▸ Task brief: Retype the full set of records. Keep every character identical.

• • • • • • •

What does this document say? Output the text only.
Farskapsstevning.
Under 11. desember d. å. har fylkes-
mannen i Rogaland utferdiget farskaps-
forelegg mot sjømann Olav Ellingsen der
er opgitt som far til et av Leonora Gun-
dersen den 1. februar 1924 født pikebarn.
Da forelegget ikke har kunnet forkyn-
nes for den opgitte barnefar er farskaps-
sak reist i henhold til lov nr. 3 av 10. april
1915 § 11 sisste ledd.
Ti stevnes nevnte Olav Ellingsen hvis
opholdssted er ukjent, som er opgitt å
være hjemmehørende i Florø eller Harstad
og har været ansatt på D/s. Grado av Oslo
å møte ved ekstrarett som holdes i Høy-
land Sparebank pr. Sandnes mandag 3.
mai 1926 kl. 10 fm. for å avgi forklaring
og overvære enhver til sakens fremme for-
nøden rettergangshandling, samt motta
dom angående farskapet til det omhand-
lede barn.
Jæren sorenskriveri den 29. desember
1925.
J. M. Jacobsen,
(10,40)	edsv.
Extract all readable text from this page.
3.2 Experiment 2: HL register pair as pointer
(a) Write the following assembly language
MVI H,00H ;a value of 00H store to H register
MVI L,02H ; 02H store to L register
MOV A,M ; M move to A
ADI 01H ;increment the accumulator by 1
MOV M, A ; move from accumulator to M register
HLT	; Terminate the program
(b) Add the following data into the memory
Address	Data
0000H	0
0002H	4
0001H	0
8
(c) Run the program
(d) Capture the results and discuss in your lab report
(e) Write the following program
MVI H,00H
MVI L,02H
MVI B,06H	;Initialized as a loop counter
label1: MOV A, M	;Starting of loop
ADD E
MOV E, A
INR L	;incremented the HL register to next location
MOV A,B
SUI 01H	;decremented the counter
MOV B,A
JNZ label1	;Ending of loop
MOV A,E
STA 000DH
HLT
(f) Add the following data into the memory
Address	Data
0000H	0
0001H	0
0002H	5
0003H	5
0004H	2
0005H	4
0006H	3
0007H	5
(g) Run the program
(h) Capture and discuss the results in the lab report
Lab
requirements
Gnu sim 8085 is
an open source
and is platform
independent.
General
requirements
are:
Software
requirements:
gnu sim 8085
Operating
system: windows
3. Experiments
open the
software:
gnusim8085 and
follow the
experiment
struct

• • • • • • •

▸ Answer in full:
What does this document say? Output the text only.
Farskapsstevning.
Under 11. desember d. å. har fylkes-
mannen i Rogaland utferdiget farskaps-
forelegg mot sjømann Olav Ellingsen der
er opgitt som far til et av Leonora Gun-
dersen den 1. februar 1924 født pikebarn.
Da forelegget ikke har kunnet forkyn-
nes for den opgitte barnefar er farskaps-
sak reist i henhold til lov nr. 3 av 10. april
1915 § 11 sisste ledd.
Ti stevnes nevnte Olav Ellingsen hvis
opholdssted er ukjent, som er opgitt å
være hjemmehørende i Florø eller Harstad
og har været ansatt på D/s. Grado av Oslo
å møte ved ekstrarett som holdes i Høy-
land Sparebank pr. Sandnes mandag 3.
mai 1926 kl. 10 fm. for å avgi forklaring
og overvære enhver til sakens fremme for-
nøden rettergangshandling, samt motta
dom angående farskapet til det omhand-
lede barn.
Jæren sorenskriveri den 29. desember
1925.
J. M. Jacobsen,
(10,40)	edsv.
Extract all readable text from this page.
3.2 Experiment 2: HL register pair as pointer
(a) Write the following assembly language
MVI H,00H ;a value of 00H store to H register
MVI L,02H ; 02H store to L register
MOV A,M ; M move to A
ADI 01H ;increment the accumulator by 1
MOV M, A ; move from accumulator to M register
HLT	; Terminate the program
(b) Add the following data into the memory
Address	Data
0000H	0
0002H	4
0001H	0
8
(c) Run the program
(d) Capture the results and discuss in your lab report
(e) Write the following program
MVI H,00H
MVI L,02H
MVI B,06H	;Initialized as a loop counter
label1: MOV A, M	;Starting of loop
ADD E
MOV E, A
INR L	;incremented the HL register to next location
MOV A,B
SUI 01H	;decremented the counter
MOV B,A
JNZ label1	;Ending of loop
MOV A,E
STA 000DH
HLT
(f) Add the following data into the memory
Address	Data
0000H	0
0001H	0
0002H	5
0003H	5
0004H	2
0005H	4
0006H	3
0007H	5
(g) Run the program
(h) Capture and discuss the results in the lab report
Lab
requirements
Gnu sim 8085 is
an open source
and is platform
independent.
General
requirements
are:
Software
requirements:
gnu sim 8085
Operating
system: windows
3. Experiments
open the
software:
gnusim8085 and
follow the
experiment
struct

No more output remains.